===== Material for this exercise

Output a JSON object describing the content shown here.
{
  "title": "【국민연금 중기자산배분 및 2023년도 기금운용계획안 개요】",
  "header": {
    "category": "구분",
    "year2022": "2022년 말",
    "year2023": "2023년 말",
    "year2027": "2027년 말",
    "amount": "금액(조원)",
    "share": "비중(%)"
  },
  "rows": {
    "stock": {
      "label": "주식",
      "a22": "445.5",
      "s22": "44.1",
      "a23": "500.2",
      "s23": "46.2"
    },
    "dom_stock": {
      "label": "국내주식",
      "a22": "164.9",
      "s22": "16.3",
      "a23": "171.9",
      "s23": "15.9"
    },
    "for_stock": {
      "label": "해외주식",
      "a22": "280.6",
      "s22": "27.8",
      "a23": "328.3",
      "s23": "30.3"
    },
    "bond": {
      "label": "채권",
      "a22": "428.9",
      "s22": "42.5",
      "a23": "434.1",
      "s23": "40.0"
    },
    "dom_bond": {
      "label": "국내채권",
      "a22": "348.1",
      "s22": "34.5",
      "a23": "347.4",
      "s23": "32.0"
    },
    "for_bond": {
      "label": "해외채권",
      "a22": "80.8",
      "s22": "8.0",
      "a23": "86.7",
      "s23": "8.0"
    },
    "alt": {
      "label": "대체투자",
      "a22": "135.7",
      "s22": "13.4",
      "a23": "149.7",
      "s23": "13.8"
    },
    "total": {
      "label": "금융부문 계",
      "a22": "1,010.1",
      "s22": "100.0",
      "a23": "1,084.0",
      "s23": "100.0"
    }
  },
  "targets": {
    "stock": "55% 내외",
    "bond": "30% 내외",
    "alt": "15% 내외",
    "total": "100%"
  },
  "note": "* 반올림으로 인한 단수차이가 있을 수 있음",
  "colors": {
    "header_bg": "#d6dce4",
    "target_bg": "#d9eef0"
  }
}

==========

Problem requirements: Every entry should be output exactly as written, please.

Result of the exercise:
Output a JSON object describing the content shown here.
{
  "title": "【국민연금 중기자산배분 및 2023년도 기금운용계획안 개요】",
  "header": {
    "category": "구분",
    "year2022": "2022년 말",
    "year2023": "2023년 말",
    "year2027": "2027년 말",
    "amount": "금액(조원)",
    "share": "비중(%)"
  },
  "rows": {
    "stock": {
      "label": "주식",
      "a22": "445.5",
      "s22": "44.1",
      "a23": "500.2",
      "s23": "46.2"
    },
    "dom_stock": {
      "label": "국내주식",
      "a22": "164.9",
      "s22": "16.3",
      "a23": "171.9",
      "s23": "15.9"
    },
    "for_stock": {
      "label": "해외주식",
      "a22": "280.6",
      "s22": "27.8",
      "a23": "328.3",
      "s23": "30.3"
    },
    "bond": {
      "label": "채권",
      "a22": "428.9",
      "s22": "42.5",
      "a23": "434.1",
      "s23": "40.0"
    },
    "dom_bond": {
      "label": "국내채권",
      "a22": "348.1",
      "s22": "34.5",
      "a23": "347.4",
      "s23": "32.0"
    },
    "for_bond": {
      "label": "해외채권",
      "a22": "80.8",
      "s22": "8.0",
      "a23": "86.7",
      "s23": "8.0"
    },
    "alt": {
      "label": "대체투자",
      "a22": "135.7",
      "s22": "13.4",
      "a23": "149.7",
      "s23": "13.8"
    },
    "total": {
      "label": "금융부문 계",
      "a22": "1,010.1",
      "s22": "100.0",
      "a23": "1,084.0",
      "s23": "100.0"
    }
  },
  "targets": {
    "stock": "55% 내외",
    "bond": "30% 내외",
    "alt": "15% 내외",
    "total": "100%"
  },
  "note": "* 반올림으로 인한 단수차이가 있을 수 있음",
  "colors": {
    "header_bg": "#d6dce4",
    "target_bg": "#d9eef0"
  }
}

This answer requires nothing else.